## begin

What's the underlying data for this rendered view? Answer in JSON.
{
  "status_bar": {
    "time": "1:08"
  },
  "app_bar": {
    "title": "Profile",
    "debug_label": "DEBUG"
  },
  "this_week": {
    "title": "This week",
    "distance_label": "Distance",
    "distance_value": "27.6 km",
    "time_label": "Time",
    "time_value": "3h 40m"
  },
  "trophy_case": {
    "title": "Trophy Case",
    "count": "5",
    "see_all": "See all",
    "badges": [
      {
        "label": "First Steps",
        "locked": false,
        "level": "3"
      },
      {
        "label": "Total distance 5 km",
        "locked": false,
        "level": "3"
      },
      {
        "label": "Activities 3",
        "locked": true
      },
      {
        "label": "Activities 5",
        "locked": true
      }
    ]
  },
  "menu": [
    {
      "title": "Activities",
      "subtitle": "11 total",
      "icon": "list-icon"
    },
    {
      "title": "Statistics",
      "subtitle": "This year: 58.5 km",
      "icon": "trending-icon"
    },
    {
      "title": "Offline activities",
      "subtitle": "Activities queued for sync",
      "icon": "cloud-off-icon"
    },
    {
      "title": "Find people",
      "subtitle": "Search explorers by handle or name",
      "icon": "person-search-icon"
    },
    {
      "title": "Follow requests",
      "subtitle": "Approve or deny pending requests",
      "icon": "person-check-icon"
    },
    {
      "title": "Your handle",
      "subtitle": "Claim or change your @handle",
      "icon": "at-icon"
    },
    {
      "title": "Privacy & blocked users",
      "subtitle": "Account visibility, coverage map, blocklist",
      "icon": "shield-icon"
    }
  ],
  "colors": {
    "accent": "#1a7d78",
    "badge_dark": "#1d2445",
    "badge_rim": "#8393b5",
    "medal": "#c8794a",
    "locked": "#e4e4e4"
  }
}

## end

Only the number is wanted: how many lines of these entries contain the string "handle"?

3